_Selected text_
Hm. On the other hand, relying on WAL for undo means you cannot drop
old WAL segments that contain records for any open transaction. We've
already seen several complaints that the WAL logs grow unmanageably huge
when there is a long-running transaction, and I think we'll see a lot
more.
It would be nicer if we could drop WAL records after a checkpoint or two,
even in the presence of long-running transactions. We could do that if
we were only relying on them for crash recovery and not for UNDO.
Looking at the advantages:
1. Space reclamation via UNDO doesn't excite me a whole lot, if we can
make lightweight VACUUM work well. (I definitely don't like the idea
that after a very long transaction fails and aborts, I'd have to wait
another very long time for UNDO to do its thing before I could get on
with my work. Would much rather have the space reclamation happen in
background.)
2. SAVEPOINTs would be awfully nice to have, I agree.

_Entries provided_
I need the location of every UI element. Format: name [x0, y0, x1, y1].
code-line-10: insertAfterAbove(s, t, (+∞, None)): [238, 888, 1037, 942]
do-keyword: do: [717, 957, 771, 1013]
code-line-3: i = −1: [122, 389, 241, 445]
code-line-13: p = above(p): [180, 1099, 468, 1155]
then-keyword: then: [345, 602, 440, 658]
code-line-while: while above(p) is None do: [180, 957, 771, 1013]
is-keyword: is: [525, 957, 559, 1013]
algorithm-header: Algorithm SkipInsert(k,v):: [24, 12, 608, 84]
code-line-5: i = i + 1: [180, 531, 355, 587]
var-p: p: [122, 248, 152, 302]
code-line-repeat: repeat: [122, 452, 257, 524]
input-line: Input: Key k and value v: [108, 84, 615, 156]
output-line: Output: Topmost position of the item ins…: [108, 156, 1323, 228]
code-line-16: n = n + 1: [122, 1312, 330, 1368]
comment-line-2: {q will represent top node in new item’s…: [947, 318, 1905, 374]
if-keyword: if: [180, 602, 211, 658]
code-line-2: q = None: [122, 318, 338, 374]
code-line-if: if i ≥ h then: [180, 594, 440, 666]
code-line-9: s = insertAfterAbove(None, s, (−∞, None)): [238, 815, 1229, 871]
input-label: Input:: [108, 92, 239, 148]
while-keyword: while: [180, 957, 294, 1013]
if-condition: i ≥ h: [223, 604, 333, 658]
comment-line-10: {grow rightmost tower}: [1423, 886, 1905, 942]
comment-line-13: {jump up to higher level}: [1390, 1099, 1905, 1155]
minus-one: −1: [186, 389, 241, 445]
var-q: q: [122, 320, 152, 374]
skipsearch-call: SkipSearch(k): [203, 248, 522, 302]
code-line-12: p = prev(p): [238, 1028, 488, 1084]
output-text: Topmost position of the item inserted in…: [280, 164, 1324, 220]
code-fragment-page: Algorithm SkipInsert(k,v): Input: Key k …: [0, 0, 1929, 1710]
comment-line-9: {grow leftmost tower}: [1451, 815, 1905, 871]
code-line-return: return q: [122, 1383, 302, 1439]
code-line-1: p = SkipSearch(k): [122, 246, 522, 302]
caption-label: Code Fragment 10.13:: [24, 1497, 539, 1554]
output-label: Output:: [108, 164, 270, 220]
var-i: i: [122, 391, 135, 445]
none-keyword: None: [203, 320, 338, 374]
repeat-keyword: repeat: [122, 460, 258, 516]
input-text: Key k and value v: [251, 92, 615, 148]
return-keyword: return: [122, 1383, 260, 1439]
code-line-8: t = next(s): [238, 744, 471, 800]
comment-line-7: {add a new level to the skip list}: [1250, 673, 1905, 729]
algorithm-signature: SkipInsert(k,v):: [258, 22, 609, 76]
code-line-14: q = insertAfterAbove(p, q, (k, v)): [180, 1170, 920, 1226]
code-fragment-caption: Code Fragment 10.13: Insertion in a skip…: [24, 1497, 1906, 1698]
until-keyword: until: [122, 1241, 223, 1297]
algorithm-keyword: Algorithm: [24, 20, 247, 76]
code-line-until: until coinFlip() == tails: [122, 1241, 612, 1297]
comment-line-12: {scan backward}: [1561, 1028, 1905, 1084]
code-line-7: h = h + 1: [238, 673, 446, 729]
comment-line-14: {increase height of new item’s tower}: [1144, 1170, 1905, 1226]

_Work request A_
In the WAL excerpt, what complaint has already come up when there is a long-running transaction?
_Work request B_
Give again everything in the WAL excerpt from "It would be" down to "background.)".
_Work request C_
List each distinct technical term that the WAL excerpt writes in capital letters.

_Expected output A_
The WAL logs grow unmanageably huge.

_Expected output B_
It would be nicer if we could drop WAL records after a checkpoint or two,
even in the presence of long-running transactions. We could do that if
we were only relying on them for crash recovery and not for UNDO.
Looking at the advantages:
1. Space reclamation via UNDO doesn't excite me a whole lot, if we can
make lightweight VACUUM work well. (I definitely don't like the idea
that after a very long transaction fails and aborts, I'd have to wait
another very long time for UNDO to do its thing before I could get on
with my work. Would much rather have the space reclamation happen in
background.)

_Expected output C_
WAL, UNDO, VACUUM, SAVEPOINTs